**INSTRUCTION**
Report how many lines contain "kind", with no other words.

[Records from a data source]
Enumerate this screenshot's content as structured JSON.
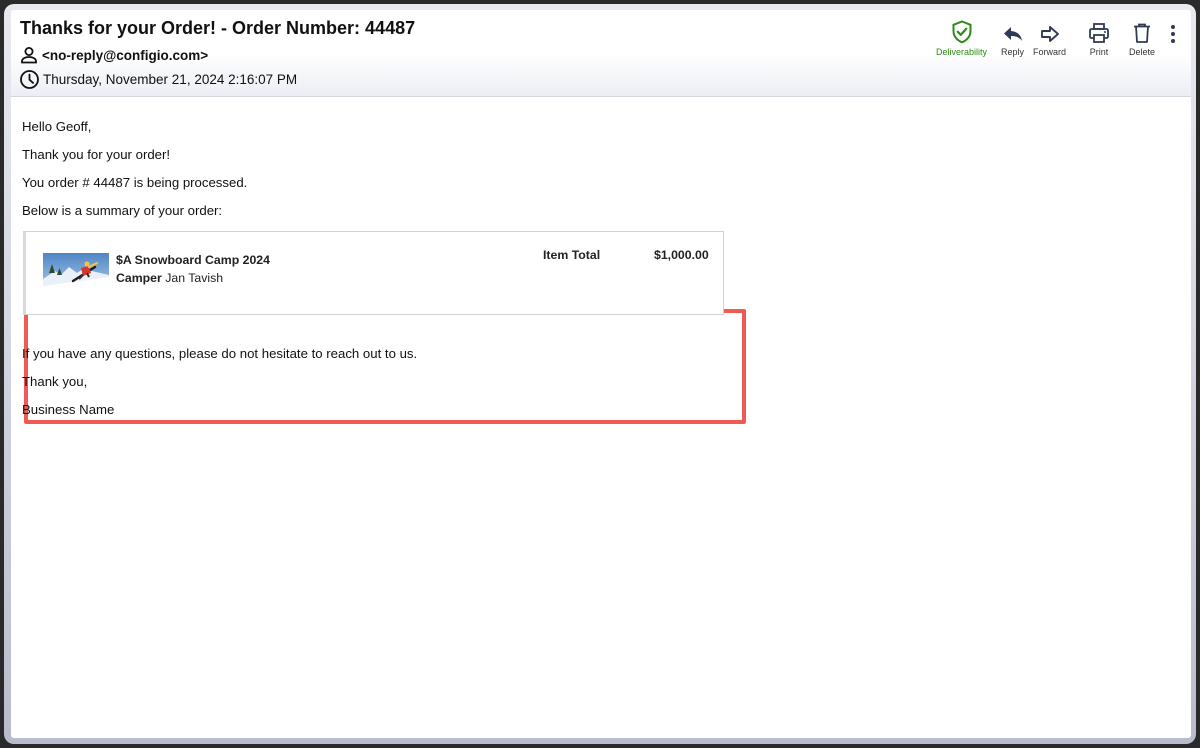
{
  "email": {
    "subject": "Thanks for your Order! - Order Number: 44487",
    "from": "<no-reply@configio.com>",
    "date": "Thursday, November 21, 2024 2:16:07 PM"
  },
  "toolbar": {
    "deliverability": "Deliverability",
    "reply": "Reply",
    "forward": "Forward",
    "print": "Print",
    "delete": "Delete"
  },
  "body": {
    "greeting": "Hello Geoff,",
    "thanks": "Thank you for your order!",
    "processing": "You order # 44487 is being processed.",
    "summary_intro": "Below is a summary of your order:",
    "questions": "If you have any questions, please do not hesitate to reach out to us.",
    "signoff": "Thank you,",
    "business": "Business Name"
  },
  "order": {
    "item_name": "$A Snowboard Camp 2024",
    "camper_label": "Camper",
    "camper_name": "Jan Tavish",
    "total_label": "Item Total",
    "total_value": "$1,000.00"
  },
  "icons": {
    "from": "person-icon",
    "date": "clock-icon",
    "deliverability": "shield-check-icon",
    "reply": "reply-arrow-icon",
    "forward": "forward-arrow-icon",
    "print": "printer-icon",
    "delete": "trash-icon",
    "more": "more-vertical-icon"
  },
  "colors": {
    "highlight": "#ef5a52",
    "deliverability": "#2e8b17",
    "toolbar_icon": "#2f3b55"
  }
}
...
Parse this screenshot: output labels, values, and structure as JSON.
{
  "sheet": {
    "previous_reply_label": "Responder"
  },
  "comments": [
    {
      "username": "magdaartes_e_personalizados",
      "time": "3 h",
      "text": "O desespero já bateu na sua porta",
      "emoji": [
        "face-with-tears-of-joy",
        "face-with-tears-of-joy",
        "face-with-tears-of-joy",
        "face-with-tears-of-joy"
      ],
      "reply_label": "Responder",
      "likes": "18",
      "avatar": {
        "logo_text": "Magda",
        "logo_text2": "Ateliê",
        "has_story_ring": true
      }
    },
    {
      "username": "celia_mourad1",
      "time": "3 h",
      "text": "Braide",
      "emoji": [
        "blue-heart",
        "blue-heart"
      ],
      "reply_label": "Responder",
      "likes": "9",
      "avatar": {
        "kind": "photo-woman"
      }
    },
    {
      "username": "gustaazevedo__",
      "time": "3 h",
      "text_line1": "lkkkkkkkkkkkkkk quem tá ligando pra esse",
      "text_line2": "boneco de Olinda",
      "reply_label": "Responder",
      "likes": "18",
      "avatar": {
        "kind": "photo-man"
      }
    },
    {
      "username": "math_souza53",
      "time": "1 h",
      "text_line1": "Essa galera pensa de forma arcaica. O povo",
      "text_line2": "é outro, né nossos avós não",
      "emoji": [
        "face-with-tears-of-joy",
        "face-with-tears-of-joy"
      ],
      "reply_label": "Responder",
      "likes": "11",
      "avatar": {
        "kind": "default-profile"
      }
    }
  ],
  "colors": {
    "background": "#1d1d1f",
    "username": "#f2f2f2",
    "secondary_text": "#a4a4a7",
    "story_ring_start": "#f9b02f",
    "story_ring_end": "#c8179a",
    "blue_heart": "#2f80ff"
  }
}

**COMPLETED TASK**
3